Copy the lines that follow, keeping every character the same.

────

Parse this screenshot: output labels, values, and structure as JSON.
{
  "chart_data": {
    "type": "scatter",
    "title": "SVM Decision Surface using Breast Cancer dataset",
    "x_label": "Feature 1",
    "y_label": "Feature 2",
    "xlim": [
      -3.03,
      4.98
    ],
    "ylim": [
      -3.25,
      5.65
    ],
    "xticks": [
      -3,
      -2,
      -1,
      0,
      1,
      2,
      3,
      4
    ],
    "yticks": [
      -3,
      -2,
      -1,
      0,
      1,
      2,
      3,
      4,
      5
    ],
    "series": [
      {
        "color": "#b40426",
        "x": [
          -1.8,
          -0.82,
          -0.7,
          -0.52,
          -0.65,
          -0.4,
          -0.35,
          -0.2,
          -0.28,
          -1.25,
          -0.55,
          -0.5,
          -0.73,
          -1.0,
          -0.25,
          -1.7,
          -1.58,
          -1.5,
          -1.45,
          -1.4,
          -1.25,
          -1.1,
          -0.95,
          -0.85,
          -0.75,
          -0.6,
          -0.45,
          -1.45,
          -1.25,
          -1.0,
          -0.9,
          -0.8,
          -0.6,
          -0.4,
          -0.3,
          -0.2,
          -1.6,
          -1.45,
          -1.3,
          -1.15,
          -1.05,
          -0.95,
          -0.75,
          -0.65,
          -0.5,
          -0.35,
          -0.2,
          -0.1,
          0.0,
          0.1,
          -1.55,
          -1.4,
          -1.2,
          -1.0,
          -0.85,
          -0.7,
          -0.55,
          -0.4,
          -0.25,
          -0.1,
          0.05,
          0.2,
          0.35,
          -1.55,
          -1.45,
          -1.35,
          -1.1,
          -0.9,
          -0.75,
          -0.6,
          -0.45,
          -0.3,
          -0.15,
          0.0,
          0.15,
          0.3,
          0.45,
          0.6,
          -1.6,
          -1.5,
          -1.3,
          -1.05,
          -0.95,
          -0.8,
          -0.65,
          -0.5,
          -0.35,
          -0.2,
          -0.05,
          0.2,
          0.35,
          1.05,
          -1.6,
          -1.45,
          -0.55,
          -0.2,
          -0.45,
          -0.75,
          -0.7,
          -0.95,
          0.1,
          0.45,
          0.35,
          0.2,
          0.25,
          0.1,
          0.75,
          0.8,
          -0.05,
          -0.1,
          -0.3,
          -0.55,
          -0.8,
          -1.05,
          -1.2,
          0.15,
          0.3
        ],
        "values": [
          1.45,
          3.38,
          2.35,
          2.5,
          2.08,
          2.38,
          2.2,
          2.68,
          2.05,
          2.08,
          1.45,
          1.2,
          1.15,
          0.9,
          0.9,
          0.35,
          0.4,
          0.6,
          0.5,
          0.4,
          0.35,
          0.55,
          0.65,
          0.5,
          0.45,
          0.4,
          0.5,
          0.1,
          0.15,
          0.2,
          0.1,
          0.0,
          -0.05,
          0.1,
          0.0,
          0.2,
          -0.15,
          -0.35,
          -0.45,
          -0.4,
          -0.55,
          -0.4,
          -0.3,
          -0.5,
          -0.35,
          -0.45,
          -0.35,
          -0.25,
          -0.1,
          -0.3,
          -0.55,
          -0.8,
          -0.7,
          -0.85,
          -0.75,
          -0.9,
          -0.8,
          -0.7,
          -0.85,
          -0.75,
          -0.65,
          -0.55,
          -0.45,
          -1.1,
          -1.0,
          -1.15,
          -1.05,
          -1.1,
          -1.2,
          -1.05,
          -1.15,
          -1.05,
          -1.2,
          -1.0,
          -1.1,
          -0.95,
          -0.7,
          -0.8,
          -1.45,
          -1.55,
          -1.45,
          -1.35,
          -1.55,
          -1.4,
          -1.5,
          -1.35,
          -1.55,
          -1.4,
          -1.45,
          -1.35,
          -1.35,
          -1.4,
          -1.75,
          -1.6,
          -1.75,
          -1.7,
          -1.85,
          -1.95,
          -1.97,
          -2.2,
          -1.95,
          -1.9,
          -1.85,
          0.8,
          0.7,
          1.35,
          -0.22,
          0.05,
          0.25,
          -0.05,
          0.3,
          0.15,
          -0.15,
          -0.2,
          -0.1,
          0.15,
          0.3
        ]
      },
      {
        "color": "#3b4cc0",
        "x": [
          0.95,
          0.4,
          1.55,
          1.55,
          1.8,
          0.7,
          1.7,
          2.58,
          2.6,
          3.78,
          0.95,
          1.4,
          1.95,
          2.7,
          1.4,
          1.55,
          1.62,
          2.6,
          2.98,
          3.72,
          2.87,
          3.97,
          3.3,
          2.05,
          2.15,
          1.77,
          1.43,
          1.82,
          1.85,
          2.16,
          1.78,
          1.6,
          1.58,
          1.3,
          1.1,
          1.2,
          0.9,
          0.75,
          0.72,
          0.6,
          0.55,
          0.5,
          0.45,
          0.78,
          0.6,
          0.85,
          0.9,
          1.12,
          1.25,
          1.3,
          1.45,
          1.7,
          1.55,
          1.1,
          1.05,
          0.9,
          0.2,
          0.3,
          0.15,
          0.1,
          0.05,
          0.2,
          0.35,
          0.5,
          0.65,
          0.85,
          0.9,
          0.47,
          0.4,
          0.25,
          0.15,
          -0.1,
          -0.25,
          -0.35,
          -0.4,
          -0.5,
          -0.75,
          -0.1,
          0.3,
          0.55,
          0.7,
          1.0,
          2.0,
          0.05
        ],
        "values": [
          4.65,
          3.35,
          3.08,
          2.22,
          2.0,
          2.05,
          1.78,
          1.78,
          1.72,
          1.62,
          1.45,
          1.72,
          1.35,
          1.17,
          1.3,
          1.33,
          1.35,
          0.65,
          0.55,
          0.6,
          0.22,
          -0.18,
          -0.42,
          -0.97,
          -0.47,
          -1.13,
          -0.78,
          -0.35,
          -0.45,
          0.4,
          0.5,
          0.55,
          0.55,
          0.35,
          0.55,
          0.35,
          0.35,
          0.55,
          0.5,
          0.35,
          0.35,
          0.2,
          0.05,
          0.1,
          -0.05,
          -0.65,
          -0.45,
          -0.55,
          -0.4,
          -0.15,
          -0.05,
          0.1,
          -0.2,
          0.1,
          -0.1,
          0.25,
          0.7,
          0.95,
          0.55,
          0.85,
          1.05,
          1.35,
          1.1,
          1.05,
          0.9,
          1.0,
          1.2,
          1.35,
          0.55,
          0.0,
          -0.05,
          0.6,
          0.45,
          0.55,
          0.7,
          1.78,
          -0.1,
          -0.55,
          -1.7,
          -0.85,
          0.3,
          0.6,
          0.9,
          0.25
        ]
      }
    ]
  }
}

────

> [Solved problem]
Parse this screenshot: output labels, values, and structure as JSON.
{
  "chart_data": {
    "type": "scatter",
    "title": "SVM Decision Surface using Breast Cancer dataset",
    "x_label": "Feature 1",
    "y_label": "Feature 2",
    "xlim": [
      -3.03,
      4.98
    ],
    "ylim": [
      -3.25,
      5.65
    ],
    "xticks": [
      -3,
      -2,
      -1,
      0,
      1,
      2,
      3,
      4
    ],
    "yticks": [
      -3,
      -2,
      -1,
      0,
      1,
      2,
      3,
      4,
      5
    ],
    "series": [
      {
        "color": "#b40426",
        "x": [
          -1.8,
          -0.82,
          -0.7,
          -0.52,
          -0.65,
          -0.4,
          -0.35,
          -0.2,
          -0.28,
          -1.25,
          -0.55,
          -0.5,
          -0.73,
          -1.0,
          -0.25,
          -1.7,
          -1.58,
          -1.5,
          -1.45,
          -1.4,
          -1.25,
          -1.1,
          -0.95,
          -0.85,
          -0.75,
          -0.6,
          -0.45,
          -1.45,
          -1.25,
          -1.0,
          -0.9,
          -0.8,
          -0.6,
          -0.4,
          -0.3,
          -0.2,
          -1.6,
          -1.45,
          -1.3,
          -1.15,
          -1.05,
          -0.95,
          -0.75,
          -0.65,
          -0.5,
          -0.35,
          -0.2,
          -0.1,
          0.0,
          0.1,
          -1.55,
          -1.4,
          -1.2,
          -1.0,
          -0.85,
          -0.7,
          -0.55,
          -0.4,
          -0.25,
          -0.1,
          0.05,
          0.2,
          0.35,
          -1.55,
          -1.45,
          -1.35,
          -1.1,
          -0.9,
          -0.75,
          -0.6,
          -0.45,
          -0.3,
          -0.15,
          0.0,
          0.15,
          0.3,
          0.45,
          0.6,
          -1.6,
          -1.5,
          -1.3,
          -1.05,
          -0.95,
          -0.8,
          -0.65,
          -0.5,
          -0.35,
          -0.2,
          -0.05,
          0.2,
          0.35,
          1.05,
          -1.6,
          -1.45,
          -0.55,
          -0.2,
          -0.45,
          -0.75,
          -0.7,
          -0.95,
          0.1,
          0.45,
          0.35,
          0.2,
          0.25,
          0.1,
          0.75,
          0.8,
          -0.05,
          -0.1,
          -0.3,
          -0.55,
          -0.8,
          -1.05,
          -1.2,
          0.15,
          0.3
        ],
        "values": [
          1.45,
          3.38,
          2.35,
          2.5,
          2.08,
          2.38,
          2.2,
          2.68,
          2.05,
          2.08,
          1.45,
          1.2,
          1.15,
          0.9,
          0.9,
          0.35,
          0.4,
          0.6,
          0.5,
          0.4,
          0.35,
          0.55,
          0.65,
          0.5,
          0.45,
          0.4,
          0.5,
          0.1,
          0.15,
          0.2,
          0.1,
          0.0,
          -0.05,
          0.1,
          0.0,
          0.2,
          -0.15,
          -0.35,
          -0.45,
          -0.4,
          -0.55,
          -0.4,
          -0.3,
          -0.5,
          -0.35,
          -0.45,
          -0.35,
          -0.25,
          -0.1,
          -0.3,
          -0.55,
          -0.8,
          -0.7,
          -0.85,
          -0.75,
          -0.9,
          -0.8,
          -0.7,
          -0.85,
          -0.75,
          -0.65,
          -0.55,
          -0.45,
          -1.1,
          -1.0,
          -1.15,
          -1.05,
          -1.1,
          -1.2,
          -1.05,
          -1.15,
          -1.05,
          -1.2,
          -1.0,
          -1.1,
          -0.95,
          -0.7,
          -0.8,
          -1.45,
          -1.55,
          -1.45,
          -1.35,
          -1.55,
          -1.4,
          -1.5,
          -1.35,
          -1.55,
          -1.4,
          -1.45,
          -1.35,
          -1.35,
          -1.4,
          -1.75,
          -1.6,
          -1.75,
          -1.7,
          -1.85,
          -1.95,
          -1.97,
          -2.2,
          -1.95,
          -1.9,
          -1.85,
          0.8,
          0.7,
          1.35,
          -0.22,
          0.05,
          0.25,
          -0.05,
          0.3,
          0.15,
          -0.15,
          -0.2,
          -0.1,
          0.15,
          0.3
        ]
      },
      {
        "color": "#3b4cc0",
        "x": [
          0.95,
          0.4,
          1.55,
          1.55,
          1.8,
          0.7,
          1.7,
          2.58,
          2.6,
          3.78,
          0.95,
          1.4,
          1.95,
          2.7,
          1.4,
          1.55,
          1.62,
          2.6,
          2.98,
          3.72,
          2.87,
          3.97,
          3.3,
          2.05,
          2.15,
          1.77,
          1.43,
          1.82,
          1.85,
          2.16,
          1.78,
          1.6,
          1.58,
          1.3,
          1.1,
          1.2,
          0.9,
          0.75,
          0.72,
          0.6,
          0.55,
          0.5,
          0.45,
          0.78,
          0.6,
          0.85,
          0.9,
          1.12,
          1.25,
          1.3,
          1.45,
          1.7,
          1.55,
          1.1,
          1.05,
          0.9,
          0.2,
          0.3,
          0.15,
          0.1,
          0.05,
          0.2,
          0.35,
          0.5,
          0.65,
          0.85,
          0.9,
          0.47,
          0.4,
          0.25,
          0.15,
          -0.1,
          -0.25,
          -0.35,
          -0.4,
          -0.5,
          -0.75,
          -0.1,
          0.3,
          0.55,
          0.7,
          1.0,
          2.0,
          0.05
        ],
        "values": [
          4.65,
          3.35,
          3.08,
          2.22,
          2.0,
          2.05,
          1.78,
          1.78,
          1.72,
          1.62,
          1.45,
          1.72,
          1.35,
          1.17,
          1.3,
          1.33,
          1.35,
          0.65,
          0.55,
          0.6,
          0.22,
          -0.18,
          -0.42,
          -0.97,
          -0.47,
          -1.13,
          -0.78,
          -0.35,
          -0.45,
          0.4,
          0.5,
          0.55,
          0.55,
          0.35,
          0.55,
          0.35,
          0.35,
          0.55,
          0.5,
          0.35,
          0.35,
          0.2,
          0.05,
          0.1,
          -0.05,
          -0.65,
          -0.45,
          -0.55,
          -0.4,
          -0.15,
          -0.05,
          0.1,
          -0.2,
          0.1,
          -0.1,
          0.25,
          0.7,
          0.95,
          0.55,
          0.85,
          1.05,
          1.35,
          1.1,
          1.05,
          0.9,
          1.0,
          1.2,
          1.35,
          0.55,
          0.0,
          -0.05,
          0.6,
          0.45,
          0.55,
          0.7,
          1.78,
          -0.1,
          -0.55,
          -1.7,
          -0.85,
          0.3,
          0.6,
          0.9,
          0.25
        ]
      }
    ]
  }
}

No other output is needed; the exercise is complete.